| Task material |
+--
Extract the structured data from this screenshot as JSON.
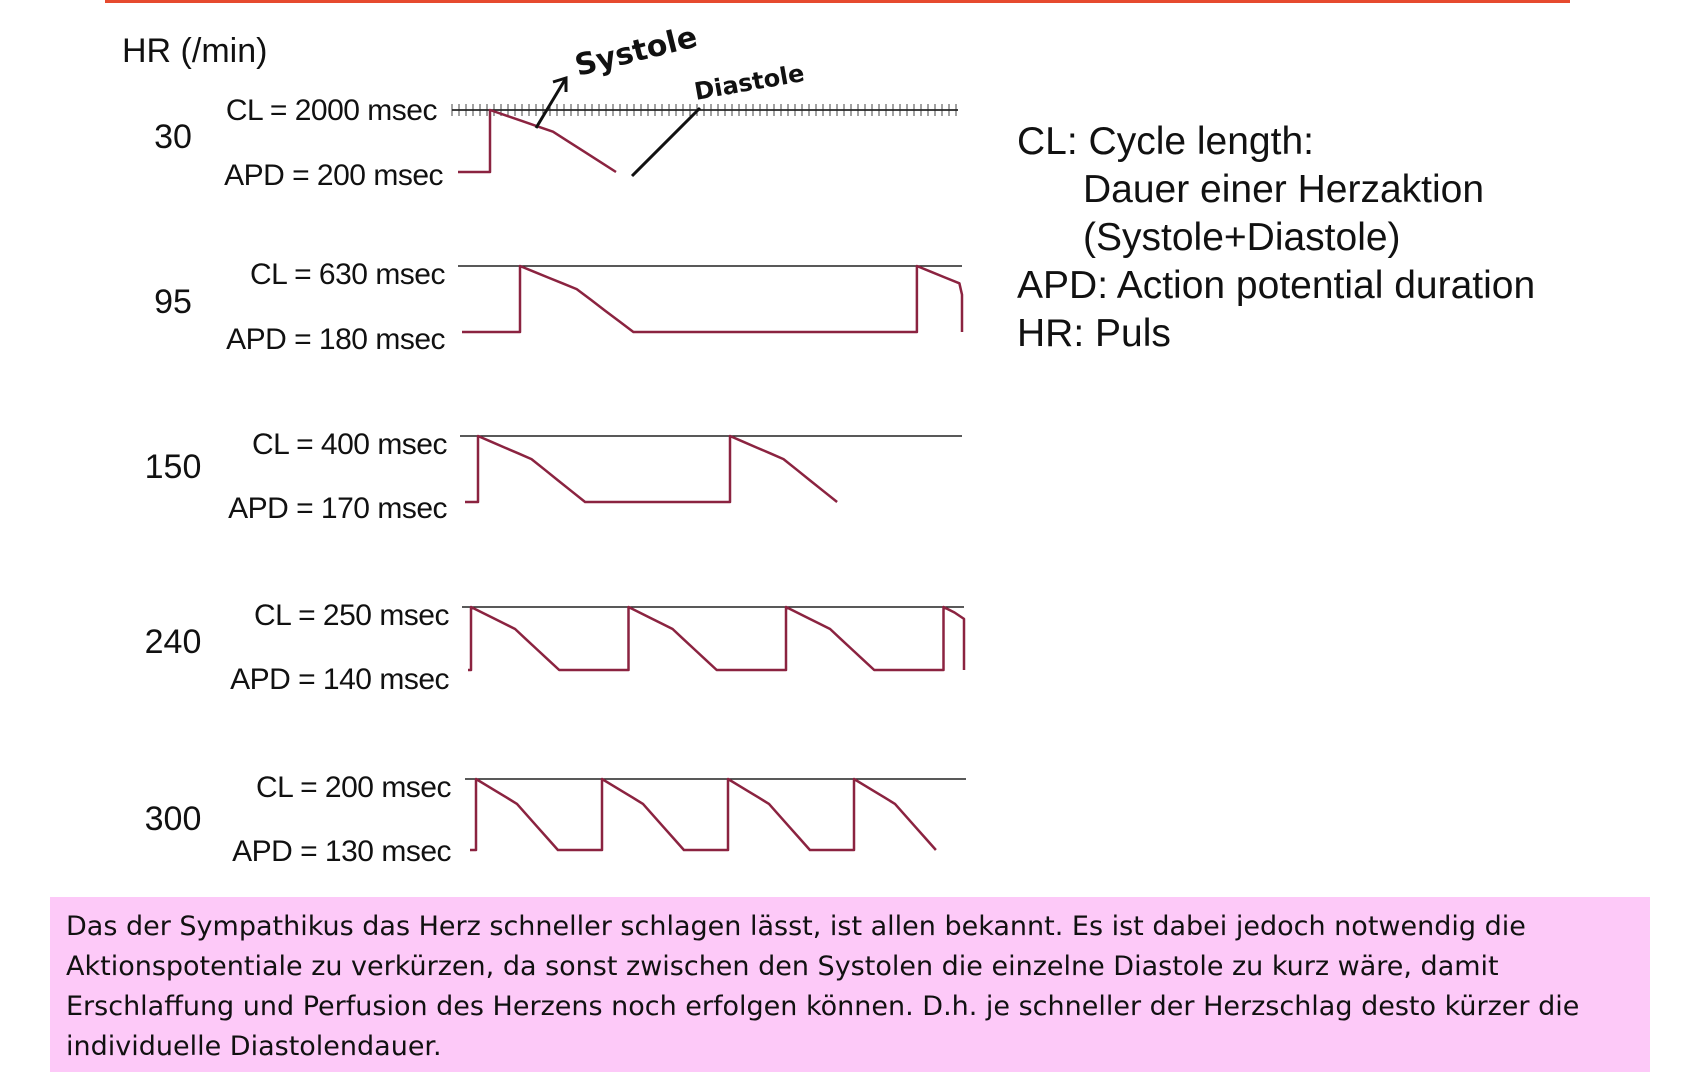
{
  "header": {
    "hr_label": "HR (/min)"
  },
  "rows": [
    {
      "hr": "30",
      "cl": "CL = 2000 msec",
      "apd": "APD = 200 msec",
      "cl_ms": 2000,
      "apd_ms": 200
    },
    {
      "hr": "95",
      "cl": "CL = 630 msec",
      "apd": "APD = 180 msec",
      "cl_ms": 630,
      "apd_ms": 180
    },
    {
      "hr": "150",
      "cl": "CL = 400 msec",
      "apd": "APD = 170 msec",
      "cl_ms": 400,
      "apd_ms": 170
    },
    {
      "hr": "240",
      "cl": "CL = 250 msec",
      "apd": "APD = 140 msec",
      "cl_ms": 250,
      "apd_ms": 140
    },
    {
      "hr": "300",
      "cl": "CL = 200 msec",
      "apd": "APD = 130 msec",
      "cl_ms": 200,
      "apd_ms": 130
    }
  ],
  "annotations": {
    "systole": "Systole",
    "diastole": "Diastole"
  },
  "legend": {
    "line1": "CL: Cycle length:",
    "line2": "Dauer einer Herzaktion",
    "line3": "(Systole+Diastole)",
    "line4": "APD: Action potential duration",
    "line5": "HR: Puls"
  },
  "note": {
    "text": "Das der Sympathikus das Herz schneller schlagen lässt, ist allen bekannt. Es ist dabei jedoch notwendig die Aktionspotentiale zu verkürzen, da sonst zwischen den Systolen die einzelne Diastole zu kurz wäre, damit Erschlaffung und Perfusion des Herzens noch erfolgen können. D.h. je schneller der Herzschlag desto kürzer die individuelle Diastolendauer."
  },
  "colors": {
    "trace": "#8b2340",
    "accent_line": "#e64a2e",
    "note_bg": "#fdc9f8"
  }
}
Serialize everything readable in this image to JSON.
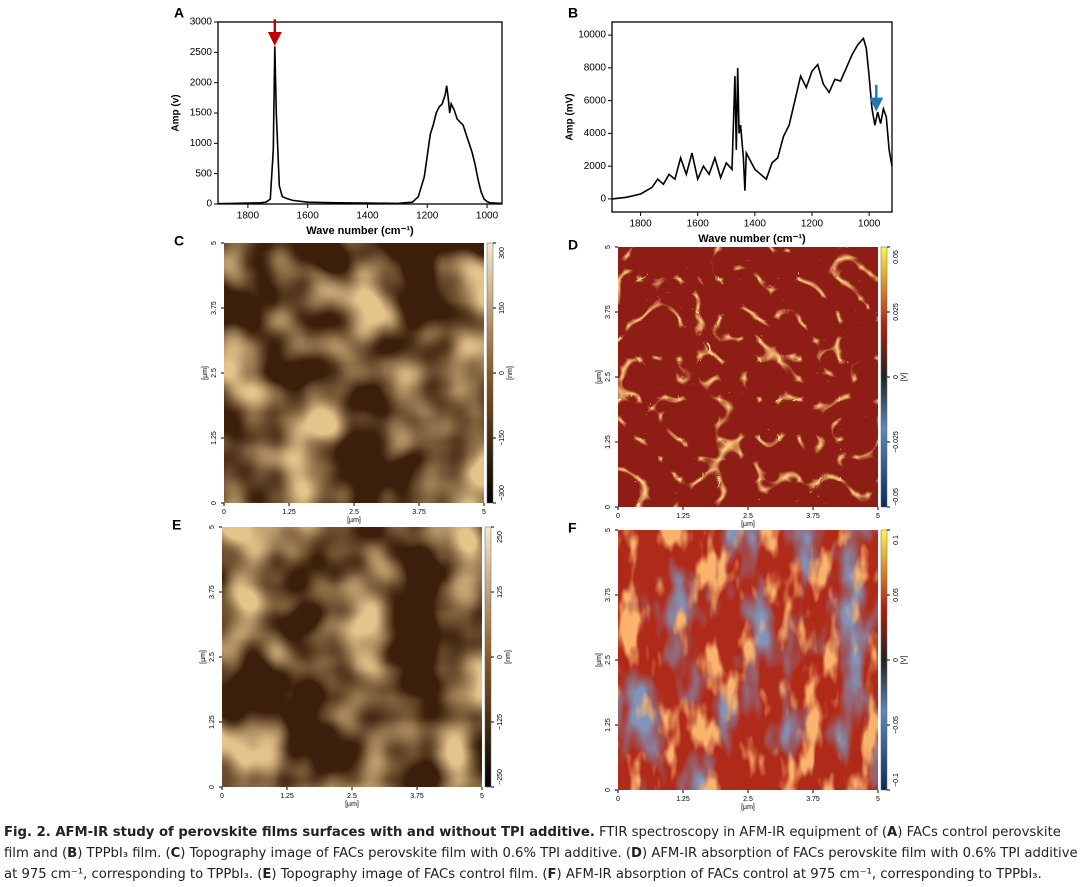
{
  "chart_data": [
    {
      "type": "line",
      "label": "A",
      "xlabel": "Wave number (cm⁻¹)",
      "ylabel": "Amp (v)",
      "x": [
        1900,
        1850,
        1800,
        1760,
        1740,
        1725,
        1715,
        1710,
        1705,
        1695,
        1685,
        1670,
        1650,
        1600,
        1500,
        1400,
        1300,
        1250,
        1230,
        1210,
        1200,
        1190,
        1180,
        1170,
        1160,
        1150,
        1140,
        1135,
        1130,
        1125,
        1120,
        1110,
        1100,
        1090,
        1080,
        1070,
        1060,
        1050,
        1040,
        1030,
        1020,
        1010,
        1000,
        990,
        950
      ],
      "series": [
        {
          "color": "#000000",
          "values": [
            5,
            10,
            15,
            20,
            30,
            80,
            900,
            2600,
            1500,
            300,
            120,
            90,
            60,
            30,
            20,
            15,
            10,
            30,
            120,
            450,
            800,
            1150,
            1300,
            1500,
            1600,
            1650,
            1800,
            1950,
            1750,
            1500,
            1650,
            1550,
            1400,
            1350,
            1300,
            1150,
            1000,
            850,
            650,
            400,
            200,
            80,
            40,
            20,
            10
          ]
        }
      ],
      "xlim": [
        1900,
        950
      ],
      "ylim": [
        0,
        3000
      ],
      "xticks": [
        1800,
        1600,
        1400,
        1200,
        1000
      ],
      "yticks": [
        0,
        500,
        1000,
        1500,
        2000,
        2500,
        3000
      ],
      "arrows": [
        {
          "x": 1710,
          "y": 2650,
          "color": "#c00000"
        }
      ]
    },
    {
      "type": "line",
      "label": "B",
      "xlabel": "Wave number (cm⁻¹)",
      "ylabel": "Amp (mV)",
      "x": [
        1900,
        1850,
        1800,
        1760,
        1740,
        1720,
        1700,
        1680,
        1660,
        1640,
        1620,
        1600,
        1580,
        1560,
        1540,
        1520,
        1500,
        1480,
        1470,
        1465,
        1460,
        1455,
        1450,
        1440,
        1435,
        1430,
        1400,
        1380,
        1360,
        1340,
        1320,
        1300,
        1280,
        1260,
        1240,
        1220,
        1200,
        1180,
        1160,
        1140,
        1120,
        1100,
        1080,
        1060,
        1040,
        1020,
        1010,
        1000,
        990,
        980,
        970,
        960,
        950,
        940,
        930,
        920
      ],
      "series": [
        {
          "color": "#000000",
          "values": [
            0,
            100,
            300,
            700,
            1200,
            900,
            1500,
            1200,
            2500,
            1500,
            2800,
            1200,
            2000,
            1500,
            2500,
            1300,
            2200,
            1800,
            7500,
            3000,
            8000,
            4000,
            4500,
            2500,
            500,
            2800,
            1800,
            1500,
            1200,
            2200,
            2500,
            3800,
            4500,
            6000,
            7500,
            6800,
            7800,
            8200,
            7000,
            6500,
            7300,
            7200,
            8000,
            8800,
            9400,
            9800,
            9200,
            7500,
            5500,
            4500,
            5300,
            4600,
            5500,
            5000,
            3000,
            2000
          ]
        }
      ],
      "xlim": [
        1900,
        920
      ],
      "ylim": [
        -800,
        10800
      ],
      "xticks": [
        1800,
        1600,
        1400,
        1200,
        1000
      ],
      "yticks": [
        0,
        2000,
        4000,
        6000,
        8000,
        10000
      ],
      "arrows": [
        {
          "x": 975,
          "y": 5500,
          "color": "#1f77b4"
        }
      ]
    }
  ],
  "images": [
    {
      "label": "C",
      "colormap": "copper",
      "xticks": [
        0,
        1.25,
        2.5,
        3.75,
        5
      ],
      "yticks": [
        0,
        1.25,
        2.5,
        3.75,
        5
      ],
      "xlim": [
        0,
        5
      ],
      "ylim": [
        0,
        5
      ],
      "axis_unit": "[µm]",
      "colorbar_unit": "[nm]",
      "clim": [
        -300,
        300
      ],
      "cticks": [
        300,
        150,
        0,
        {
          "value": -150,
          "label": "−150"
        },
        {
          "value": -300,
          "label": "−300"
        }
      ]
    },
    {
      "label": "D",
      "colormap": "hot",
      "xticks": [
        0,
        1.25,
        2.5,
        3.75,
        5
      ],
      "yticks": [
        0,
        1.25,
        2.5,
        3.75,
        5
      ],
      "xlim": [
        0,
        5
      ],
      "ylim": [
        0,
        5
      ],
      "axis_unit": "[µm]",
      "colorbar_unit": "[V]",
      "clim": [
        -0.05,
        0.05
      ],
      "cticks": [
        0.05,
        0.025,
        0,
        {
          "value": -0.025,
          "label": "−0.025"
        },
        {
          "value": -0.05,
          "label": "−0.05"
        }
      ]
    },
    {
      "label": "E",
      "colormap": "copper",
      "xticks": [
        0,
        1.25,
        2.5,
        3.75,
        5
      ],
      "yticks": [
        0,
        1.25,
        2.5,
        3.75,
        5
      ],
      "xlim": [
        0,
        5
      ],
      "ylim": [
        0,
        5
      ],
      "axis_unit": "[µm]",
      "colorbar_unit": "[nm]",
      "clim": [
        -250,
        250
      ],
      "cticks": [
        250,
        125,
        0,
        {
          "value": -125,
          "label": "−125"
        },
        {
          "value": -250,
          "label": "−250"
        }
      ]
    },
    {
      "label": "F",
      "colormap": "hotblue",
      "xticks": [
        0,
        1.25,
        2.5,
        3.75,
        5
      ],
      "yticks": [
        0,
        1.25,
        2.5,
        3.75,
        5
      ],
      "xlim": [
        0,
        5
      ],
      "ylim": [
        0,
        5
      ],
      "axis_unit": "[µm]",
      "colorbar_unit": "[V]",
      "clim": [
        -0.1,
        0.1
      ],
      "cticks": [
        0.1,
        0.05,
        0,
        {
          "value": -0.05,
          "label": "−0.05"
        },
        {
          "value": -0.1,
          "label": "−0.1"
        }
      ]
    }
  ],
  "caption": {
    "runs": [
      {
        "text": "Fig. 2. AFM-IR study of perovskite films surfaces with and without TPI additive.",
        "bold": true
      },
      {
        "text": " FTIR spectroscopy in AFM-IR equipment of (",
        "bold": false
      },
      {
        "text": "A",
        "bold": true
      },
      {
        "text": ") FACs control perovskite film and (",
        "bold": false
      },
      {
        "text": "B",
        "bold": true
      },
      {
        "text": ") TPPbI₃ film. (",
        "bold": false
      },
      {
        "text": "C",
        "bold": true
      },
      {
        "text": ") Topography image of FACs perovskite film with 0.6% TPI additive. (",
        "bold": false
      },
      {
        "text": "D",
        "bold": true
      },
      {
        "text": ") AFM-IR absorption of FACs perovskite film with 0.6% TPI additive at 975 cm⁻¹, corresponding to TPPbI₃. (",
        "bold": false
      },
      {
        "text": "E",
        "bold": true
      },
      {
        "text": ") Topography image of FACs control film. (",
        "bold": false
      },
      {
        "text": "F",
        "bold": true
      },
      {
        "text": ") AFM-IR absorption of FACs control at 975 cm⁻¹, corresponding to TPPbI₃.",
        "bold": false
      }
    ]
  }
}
+--
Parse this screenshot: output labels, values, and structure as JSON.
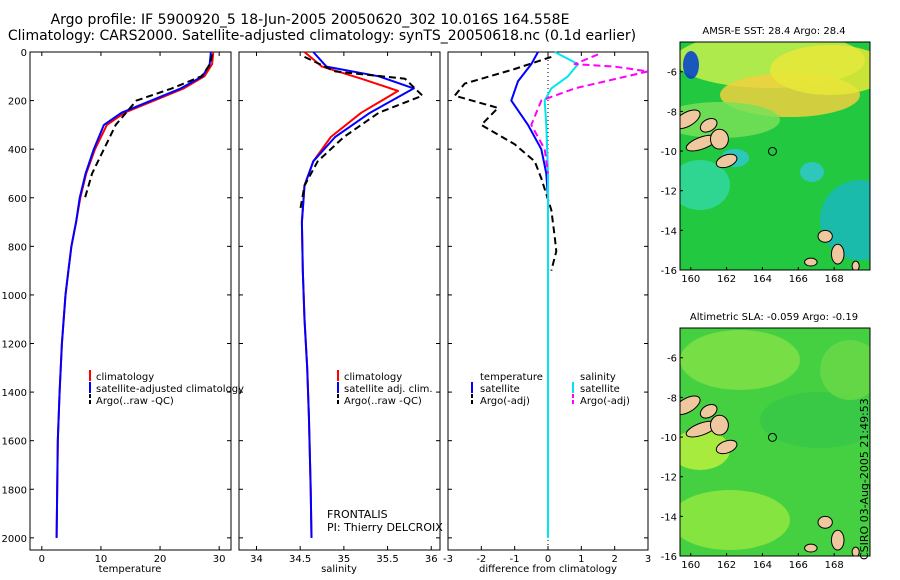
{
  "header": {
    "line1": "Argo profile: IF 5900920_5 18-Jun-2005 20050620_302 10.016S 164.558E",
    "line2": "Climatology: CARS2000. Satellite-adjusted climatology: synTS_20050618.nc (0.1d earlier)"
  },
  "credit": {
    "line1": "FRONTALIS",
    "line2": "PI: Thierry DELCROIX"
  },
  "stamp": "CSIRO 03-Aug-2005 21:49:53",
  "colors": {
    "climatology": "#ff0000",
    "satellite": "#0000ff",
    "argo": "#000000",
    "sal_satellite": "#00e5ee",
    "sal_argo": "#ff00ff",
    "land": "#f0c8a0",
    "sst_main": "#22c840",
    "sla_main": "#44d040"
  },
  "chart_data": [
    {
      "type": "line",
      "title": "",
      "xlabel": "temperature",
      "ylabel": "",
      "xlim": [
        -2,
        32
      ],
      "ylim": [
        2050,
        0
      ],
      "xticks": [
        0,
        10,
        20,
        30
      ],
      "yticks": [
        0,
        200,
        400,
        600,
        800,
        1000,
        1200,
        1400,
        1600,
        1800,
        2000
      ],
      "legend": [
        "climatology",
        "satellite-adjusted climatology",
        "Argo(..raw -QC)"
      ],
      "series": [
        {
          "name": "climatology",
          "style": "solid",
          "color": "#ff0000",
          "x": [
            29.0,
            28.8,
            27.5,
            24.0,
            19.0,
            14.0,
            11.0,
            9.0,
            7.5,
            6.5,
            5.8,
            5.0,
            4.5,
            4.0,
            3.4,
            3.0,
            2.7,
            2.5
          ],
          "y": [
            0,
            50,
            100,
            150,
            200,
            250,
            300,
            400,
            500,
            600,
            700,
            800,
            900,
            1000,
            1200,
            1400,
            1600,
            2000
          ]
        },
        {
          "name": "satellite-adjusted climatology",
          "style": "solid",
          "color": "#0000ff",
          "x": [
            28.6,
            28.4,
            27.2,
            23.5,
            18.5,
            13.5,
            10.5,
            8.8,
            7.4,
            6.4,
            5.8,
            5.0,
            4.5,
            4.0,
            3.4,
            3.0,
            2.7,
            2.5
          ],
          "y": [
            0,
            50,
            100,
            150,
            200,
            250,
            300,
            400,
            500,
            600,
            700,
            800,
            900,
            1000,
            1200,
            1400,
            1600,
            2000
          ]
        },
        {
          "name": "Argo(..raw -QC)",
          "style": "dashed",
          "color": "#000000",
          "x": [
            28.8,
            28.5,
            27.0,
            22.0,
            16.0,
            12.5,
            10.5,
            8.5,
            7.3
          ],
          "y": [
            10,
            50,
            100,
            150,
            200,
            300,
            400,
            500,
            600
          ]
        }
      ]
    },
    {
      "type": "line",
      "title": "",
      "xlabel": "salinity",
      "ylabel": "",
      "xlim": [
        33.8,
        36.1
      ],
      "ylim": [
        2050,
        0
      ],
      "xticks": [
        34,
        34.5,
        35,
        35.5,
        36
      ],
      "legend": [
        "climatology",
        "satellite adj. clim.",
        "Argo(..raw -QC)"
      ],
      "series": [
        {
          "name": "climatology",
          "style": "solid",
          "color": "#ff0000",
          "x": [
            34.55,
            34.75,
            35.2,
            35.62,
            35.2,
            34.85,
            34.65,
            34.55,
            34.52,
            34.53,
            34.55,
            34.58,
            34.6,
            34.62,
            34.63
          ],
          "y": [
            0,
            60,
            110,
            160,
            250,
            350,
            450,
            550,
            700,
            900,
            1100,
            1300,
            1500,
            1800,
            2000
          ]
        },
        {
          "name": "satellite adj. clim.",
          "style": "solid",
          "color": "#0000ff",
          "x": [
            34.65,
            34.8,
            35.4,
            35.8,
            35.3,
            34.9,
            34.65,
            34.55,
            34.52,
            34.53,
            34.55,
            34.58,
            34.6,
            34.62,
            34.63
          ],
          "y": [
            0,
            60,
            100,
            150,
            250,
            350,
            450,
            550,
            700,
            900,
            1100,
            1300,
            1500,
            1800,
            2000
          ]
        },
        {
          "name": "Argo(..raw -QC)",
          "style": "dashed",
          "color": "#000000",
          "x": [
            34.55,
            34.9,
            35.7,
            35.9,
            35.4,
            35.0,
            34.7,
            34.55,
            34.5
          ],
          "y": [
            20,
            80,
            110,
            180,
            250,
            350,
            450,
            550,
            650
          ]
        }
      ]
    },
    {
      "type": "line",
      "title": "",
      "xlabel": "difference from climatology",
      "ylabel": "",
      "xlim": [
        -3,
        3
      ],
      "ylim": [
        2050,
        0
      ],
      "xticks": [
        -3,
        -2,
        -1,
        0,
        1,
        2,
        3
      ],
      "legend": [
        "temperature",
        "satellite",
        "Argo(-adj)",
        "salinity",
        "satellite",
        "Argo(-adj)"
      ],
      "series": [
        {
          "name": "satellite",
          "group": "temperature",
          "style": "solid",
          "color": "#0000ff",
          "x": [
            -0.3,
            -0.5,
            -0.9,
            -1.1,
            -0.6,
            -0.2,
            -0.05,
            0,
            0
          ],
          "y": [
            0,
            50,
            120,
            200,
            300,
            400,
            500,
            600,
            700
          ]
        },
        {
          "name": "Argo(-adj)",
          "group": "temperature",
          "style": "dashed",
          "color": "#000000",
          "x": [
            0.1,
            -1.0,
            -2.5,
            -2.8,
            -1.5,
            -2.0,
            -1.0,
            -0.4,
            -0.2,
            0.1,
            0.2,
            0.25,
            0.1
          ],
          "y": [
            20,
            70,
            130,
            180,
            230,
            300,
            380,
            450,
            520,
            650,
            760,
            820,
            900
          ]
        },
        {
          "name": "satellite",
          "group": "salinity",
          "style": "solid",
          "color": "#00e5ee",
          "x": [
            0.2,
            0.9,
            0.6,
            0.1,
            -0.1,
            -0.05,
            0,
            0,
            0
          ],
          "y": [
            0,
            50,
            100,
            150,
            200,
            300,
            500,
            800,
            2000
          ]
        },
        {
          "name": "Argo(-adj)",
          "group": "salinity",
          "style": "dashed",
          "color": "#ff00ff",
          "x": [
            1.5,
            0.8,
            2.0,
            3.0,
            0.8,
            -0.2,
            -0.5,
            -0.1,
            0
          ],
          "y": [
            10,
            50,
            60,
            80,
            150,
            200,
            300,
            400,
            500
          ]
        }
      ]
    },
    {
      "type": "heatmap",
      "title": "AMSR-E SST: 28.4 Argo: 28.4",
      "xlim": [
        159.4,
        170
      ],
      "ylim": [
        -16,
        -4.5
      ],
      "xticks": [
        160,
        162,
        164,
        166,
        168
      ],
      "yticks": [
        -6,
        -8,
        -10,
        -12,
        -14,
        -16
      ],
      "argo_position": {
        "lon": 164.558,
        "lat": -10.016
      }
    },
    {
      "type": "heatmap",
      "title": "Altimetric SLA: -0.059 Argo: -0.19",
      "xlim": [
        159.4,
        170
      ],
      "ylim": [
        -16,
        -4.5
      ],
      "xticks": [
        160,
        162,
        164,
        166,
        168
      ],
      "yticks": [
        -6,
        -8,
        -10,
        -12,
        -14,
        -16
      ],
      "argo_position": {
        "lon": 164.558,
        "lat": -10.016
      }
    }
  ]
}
+--
| Job |
For the entries above, state how many lines contain the word "from". Provide the number by itself.

| Correct result |
2